"""

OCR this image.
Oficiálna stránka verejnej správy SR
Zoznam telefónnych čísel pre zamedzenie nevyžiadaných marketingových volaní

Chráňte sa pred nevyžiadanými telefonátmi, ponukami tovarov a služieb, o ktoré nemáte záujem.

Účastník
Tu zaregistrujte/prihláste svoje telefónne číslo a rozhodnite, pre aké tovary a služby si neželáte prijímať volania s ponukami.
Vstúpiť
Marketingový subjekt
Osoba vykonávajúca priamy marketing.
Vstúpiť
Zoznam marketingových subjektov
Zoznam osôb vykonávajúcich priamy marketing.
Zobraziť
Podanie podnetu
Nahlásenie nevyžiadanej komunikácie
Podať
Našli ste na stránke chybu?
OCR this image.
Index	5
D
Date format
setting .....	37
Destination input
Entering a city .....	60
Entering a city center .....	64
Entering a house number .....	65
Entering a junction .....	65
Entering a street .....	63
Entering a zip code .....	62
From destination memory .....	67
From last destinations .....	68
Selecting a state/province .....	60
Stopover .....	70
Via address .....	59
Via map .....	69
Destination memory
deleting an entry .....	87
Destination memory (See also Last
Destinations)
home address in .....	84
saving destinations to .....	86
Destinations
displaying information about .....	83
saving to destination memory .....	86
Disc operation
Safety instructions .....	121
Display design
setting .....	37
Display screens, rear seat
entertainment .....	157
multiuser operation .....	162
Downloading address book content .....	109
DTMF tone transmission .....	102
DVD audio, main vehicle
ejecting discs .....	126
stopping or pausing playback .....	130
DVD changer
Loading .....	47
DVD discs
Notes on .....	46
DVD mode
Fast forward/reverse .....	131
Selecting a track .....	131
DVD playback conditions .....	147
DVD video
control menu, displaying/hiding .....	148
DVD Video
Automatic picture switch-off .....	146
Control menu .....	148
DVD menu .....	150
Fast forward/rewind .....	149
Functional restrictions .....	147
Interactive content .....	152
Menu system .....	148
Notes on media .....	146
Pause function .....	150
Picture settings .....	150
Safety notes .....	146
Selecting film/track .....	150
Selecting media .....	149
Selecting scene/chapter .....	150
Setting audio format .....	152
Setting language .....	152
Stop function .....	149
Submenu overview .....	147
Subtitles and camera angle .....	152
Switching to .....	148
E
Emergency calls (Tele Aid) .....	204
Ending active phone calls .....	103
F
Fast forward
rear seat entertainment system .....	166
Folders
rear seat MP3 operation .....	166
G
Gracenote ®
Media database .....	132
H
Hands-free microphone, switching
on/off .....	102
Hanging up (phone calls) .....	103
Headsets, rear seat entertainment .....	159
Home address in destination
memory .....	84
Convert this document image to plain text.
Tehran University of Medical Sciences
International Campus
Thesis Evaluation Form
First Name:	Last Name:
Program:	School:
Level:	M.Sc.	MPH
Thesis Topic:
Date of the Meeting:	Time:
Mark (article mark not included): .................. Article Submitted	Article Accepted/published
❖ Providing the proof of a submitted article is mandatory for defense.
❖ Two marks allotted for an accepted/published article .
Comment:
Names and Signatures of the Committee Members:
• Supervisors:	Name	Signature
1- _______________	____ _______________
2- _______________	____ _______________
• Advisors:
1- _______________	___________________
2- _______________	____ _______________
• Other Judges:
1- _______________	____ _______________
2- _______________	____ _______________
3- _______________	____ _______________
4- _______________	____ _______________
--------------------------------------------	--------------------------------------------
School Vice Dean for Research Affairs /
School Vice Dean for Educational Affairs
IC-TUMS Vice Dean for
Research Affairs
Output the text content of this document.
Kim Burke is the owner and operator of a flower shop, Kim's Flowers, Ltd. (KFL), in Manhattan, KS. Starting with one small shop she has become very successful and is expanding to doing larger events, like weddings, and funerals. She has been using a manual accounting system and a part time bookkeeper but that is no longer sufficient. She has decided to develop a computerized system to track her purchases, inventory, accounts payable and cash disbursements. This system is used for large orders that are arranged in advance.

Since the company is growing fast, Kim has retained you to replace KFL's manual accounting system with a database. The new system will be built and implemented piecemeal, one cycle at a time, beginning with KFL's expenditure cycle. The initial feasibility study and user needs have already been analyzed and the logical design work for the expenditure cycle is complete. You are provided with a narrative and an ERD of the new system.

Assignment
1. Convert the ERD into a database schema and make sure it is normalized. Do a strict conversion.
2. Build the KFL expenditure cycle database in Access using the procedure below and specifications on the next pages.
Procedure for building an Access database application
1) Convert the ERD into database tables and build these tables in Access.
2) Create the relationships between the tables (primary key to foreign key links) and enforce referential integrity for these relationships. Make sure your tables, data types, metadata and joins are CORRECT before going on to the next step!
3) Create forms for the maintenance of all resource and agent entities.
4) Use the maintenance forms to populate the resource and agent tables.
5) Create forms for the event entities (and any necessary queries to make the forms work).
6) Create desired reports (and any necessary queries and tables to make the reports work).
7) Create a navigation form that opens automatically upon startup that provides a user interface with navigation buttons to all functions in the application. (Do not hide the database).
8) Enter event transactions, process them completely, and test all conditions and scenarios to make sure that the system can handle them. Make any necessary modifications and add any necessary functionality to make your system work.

"""

How many lines in the entries contain the string "seat"? Answer with the number only.

4